- [Extrait de texte]:
##############################

Changement climatique et risques Temps de lecture 3 min
Changement climatique et qualité des fromages : le rôle central de l’alimentation à l’herbe
COMMUNIQUÉ DE PRESSE - Face aux sécheresses, quels sont les impacts des stratégies d’adaptation des éleveurs laitiers sur la qualité des laits et des fromages ? Des scientifiques INRAE et VetAgro Sup ont mené un essai dans une ferme expérimentale du Massif central pour évaluer les conséquences de l’alimentation de vaches laitières recevant plus ou moins d’herbe et/ou d’ensilage de maïs sur la qualité de fromages de type cantal. Des résultats publiés dans Journal of Dairy Science montrent le besoin crucial de maintenir un niveau minimal d’herbe fraîche dans les rations des vaches laitières pour maintenir la qualité des fromages.
Publié le 05 mai 2025 (mis à jour : 06 mai 2025)

##############################

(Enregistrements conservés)
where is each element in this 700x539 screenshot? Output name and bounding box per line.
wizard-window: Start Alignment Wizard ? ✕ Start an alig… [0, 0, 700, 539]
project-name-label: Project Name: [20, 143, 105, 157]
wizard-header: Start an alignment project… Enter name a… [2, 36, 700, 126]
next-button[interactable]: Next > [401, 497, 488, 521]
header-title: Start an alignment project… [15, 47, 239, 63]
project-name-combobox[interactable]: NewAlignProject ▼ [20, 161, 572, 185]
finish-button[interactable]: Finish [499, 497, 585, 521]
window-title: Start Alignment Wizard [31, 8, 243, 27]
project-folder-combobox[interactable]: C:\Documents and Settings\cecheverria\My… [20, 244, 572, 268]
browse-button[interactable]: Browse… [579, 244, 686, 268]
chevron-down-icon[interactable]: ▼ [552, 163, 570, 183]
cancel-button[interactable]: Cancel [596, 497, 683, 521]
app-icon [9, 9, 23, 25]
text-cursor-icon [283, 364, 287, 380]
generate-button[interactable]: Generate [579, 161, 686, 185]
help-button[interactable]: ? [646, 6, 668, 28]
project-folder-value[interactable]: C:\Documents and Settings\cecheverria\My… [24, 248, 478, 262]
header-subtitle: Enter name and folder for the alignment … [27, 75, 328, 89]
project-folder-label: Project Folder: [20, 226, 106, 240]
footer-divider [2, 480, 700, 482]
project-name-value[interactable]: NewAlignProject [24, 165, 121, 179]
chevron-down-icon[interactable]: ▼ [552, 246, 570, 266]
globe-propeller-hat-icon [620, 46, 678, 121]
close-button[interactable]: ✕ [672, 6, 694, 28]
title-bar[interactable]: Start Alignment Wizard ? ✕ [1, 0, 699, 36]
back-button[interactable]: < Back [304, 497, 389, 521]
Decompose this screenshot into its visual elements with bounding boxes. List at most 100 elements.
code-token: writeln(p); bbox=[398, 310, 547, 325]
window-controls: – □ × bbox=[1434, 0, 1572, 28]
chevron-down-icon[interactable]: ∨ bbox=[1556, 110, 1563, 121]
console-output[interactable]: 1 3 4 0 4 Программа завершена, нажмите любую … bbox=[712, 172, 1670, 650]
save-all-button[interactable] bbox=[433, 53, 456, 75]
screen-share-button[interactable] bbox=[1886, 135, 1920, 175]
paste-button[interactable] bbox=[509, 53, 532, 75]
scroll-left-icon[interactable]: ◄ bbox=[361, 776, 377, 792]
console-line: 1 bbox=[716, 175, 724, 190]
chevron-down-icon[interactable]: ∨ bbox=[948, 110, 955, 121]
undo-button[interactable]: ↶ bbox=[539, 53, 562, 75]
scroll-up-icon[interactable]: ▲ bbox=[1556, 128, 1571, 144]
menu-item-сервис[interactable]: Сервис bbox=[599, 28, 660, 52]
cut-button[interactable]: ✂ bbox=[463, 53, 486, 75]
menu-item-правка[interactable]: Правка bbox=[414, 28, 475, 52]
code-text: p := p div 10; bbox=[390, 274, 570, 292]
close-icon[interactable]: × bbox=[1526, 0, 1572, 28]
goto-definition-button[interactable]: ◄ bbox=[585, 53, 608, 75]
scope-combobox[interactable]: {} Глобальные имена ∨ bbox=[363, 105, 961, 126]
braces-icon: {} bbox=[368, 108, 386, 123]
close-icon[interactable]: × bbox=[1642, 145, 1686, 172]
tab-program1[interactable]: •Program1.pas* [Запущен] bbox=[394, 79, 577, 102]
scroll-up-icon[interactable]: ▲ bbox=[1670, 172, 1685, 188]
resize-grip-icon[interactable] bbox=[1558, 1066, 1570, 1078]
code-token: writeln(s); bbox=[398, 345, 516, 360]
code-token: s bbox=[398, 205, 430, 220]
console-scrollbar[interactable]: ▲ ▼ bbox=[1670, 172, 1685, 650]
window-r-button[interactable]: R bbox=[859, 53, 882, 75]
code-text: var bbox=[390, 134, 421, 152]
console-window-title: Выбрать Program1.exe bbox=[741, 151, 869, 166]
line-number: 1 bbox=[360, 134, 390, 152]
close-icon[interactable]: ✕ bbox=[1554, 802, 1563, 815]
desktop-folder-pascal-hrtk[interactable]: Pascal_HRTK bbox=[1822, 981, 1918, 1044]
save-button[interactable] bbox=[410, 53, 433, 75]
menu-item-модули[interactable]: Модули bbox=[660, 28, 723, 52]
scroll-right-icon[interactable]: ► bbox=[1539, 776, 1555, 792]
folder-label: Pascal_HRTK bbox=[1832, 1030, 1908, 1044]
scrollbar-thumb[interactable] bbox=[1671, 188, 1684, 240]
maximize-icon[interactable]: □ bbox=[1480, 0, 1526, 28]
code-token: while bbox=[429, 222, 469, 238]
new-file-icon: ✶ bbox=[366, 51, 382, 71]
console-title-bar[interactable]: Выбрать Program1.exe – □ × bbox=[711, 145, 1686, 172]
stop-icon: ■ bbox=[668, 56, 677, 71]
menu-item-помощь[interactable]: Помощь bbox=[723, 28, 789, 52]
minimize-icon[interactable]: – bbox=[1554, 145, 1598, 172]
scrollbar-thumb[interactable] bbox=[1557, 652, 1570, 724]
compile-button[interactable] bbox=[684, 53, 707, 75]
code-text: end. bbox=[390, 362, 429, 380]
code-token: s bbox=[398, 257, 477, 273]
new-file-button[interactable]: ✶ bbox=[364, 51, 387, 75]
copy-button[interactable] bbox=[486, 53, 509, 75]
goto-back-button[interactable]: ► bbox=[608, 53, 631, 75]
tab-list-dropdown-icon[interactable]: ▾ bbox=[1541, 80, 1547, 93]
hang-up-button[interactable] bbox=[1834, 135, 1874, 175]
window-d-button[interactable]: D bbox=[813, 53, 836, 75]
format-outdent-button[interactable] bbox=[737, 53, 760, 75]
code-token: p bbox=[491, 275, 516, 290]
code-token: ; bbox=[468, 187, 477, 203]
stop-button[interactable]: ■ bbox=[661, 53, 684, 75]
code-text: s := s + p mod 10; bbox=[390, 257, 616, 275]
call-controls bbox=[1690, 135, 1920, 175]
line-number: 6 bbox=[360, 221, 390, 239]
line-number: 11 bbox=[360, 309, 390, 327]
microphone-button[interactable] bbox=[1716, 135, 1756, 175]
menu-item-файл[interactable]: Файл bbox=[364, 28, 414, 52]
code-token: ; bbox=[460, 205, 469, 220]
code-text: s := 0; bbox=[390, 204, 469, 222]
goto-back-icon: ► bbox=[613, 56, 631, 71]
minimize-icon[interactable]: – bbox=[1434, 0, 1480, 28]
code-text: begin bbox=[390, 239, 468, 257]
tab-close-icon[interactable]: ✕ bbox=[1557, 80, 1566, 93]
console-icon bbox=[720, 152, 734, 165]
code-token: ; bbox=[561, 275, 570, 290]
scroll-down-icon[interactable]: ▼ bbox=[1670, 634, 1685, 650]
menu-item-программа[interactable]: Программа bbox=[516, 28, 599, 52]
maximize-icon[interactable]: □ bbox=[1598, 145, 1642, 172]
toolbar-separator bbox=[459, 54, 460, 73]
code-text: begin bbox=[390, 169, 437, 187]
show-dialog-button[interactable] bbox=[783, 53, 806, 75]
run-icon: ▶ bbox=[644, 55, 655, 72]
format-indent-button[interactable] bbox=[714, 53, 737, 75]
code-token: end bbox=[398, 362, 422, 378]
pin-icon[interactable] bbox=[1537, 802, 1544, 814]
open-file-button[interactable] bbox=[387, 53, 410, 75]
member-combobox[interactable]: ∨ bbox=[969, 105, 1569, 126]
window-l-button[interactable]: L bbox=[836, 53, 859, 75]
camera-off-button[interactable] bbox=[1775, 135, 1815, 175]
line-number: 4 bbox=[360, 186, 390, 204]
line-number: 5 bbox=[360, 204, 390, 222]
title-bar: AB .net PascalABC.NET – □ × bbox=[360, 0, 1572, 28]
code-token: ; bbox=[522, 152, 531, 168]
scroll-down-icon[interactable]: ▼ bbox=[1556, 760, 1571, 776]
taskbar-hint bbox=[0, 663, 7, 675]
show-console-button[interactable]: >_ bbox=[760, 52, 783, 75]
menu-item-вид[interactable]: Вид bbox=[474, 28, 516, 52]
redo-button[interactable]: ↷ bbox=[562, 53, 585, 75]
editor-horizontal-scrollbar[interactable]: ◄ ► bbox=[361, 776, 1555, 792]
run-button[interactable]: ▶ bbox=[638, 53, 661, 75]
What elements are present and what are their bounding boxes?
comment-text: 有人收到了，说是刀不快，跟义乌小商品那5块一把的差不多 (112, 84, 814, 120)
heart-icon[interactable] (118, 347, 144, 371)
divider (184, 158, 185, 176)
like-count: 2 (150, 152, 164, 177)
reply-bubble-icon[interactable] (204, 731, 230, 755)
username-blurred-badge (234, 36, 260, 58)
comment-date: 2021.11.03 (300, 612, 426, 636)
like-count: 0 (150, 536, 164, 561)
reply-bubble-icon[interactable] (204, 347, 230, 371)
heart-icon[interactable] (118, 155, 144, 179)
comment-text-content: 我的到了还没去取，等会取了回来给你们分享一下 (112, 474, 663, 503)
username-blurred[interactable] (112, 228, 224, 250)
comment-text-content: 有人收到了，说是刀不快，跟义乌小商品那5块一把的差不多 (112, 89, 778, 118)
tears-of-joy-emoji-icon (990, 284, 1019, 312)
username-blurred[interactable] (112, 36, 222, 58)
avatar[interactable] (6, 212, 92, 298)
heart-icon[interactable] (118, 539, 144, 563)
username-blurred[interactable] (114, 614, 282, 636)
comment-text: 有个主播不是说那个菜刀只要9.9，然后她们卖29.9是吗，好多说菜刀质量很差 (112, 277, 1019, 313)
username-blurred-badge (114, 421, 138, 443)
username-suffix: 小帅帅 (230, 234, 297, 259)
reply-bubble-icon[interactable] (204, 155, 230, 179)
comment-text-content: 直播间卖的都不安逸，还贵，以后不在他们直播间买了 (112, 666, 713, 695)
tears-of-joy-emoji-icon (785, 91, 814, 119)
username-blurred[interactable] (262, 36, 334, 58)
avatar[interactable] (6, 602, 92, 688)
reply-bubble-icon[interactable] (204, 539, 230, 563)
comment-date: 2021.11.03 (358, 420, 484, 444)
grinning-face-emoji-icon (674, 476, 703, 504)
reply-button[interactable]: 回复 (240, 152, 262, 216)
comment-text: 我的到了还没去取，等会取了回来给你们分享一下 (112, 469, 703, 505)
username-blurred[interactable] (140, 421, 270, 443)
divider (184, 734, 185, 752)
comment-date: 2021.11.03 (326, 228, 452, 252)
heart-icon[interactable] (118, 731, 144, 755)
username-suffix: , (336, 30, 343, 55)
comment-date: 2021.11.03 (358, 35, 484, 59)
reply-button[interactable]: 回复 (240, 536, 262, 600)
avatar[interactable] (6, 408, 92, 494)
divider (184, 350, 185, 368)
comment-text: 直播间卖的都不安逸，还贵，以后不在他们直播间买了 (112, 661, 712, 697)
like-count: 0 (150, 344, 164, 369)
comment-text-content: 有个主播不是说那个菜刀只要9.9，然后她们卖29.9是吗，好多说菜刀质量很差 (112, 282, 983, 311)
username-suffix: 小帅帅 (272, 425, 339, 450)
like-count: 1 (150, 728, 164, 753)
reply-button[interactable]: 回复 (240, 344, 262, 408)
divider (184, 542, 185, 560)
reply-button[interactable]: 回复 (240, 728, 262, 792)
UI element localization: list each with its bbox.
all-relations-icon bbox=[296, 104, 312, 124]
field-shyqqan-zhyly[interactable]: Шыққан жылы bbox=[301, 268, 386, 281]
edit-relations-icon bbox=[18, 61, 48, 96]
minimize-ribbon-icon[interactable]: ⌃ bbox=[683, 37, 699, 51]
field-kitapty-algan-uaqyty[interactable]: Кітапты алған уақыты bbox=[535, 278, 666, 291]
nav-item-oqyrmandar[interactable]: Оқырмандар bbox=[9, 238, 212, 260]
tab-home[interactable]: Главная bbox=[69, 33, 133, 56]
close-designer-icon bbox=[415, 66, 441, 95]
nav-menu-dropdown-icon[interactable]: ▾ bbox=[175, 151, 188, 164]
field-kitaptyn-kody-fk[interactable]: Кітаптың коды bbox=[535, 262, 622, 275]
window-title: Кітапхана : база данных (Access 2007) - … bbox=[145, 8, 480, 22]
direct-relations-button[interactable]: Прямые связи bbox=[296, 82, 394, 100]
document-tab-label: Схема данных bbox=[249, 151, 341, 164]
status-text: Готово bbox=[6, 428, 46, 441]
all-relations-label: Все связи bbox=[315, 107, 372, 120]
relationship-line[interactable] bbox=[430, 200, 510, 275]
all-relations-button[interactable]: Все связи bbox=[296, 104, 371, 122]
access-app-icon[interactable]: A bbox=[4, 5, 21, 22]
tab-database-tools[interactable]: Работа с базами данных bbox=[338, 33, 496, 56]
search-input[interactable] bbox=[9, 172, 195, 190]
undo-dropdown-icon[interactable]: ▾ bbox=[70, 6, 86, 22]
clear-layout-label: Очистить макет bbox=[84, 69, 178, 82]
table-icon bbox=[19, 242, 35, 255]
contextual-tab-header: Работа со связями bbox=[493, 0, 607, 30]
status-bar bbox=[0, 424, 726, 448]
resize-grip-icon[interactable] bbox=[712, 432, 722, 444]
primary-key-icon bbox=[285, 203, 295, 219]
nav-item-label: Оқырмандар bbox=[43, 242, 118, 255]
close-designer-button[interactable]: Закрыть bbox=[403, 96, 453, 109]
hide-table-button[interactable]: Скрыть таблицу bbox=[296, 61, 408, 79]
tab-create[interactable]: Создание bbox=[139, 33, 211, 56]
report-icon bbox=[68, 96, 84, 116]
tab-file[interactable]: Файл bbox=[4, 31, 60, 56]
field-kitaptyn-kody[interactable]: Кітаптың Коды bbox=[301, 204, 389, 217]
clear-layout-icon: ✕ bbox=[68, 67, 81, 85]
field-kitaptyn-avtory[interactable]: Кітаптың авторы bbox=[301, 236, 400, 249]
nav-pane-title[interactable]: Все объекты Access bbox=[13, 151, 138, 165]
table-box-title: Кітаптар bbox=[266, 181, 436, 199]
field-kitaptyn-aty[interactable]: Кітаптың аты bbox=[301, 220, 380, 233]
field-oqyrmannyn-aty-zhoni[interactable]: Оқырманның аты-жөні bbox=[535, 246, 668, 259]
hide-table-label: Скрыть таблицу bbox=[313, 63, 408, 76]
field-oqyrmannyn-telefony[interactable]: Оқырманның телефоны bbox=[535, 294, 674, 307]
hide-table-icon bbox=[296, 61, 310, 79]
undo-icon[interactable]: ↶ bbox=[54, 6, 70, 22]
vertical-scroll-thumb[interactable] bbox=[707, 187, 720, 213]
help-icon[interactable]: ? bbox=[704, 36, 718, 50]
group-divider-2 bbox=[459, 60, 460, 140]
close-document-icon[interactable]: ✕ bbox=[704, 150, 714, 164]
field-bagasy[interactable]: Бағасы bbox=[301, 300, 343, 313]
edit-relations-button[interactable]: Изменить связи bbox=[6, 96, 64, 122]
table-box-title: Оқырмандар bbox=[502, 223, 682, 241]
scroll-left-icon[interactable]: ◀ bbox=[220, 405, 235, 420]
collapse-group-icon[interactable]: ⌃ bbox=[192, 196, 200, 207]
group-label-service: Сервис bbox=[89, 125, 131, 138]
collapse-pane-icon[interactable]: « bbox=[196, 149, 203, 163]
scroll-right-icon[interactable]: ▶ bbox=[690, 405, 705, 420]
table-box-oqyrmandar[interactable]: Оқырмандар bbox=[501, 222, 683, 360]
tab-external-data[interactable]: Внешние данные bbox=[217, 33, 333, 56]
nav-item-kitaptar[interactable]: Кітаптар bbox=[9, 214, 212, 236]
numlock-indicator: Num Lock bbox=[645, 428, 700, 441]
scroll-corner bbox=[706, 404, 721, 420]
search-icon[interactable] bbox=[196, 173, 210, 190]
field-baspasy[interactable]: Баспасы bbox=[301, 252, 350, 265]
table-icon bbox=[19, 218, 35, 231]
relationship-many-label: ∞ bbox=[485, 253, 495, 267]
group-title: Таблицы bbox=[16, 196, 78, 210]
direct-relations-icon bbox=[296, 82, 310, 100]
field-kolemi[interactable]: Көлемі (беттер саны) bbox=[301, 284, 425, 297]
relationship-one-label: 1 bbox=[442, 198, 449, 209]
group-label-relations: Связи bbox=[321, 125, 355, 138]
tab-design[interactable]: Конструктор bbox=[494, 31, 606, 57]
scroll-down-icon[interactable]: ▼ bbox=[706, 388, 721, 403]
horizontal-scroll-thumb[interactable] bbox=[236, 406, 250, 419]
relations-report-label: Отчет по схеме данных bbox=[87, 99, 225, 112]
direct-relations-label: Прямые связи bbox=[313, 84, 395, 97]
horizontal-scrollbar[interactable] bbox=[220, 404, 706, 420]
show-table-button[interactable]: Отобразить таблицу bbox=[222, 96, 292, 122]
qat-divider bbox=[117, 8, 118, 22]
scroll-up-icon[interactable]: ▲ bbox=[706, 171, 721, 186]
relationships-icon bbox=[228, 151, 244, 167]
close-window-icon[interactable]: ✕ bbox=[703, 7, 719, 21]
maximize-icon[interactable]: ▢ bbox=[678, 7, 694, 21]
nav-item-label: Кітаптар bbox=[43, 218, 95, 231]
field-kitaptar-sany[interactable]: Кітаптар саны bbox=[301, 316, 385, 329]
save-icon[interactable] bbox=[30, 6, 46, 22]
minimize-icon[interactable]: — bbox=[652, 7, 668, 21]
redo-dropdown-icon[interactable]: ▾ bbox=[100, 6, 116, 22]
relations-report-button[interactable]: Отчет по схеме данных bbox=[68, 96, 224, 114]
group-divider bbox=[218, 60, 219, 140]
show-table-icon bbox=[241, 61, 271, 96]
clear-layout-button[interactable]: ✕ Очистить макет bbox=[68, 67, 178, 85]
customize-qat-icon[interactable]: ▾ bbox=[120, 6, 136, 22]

##############################

- [Exercices proposés]:
• a. Traduisez en anglais cette phrase du communiqué sur les fromages : « Des résultats publiés dans Journal of Dairy Science montrent le besoin crucial de maintenir un niveau minimal d’herbe fraîche dans les rations des vaches laitières pour maintenir la qualité des fromages. »
• b. Restituez à l'identique les lignes des entrées, du début de celles-ci jusqu'à la ligne contenant « wizard-header: Start an » incluse.
Le communiqué et les entrées ne présentent aucun lien entre eux.

- [Corrigés]:
• a. Results published in the Journal of Dairy Science show the crucial need to maintain a minimum level of fresh grass in dairy cows' rations in order to preserve cheese quality.

• b.
where is each element in this 700x539 screenshot? Output name and bounding box per line.
wizard-window: Start Alignment Wizard ? ✕ Start an alig… [0, 0, 700, 539]
project-name-label: Project Name: [20, 143, 105, 157]
wizard-header: Start an alignment project… Enter name a… [2, 36, 700, 126]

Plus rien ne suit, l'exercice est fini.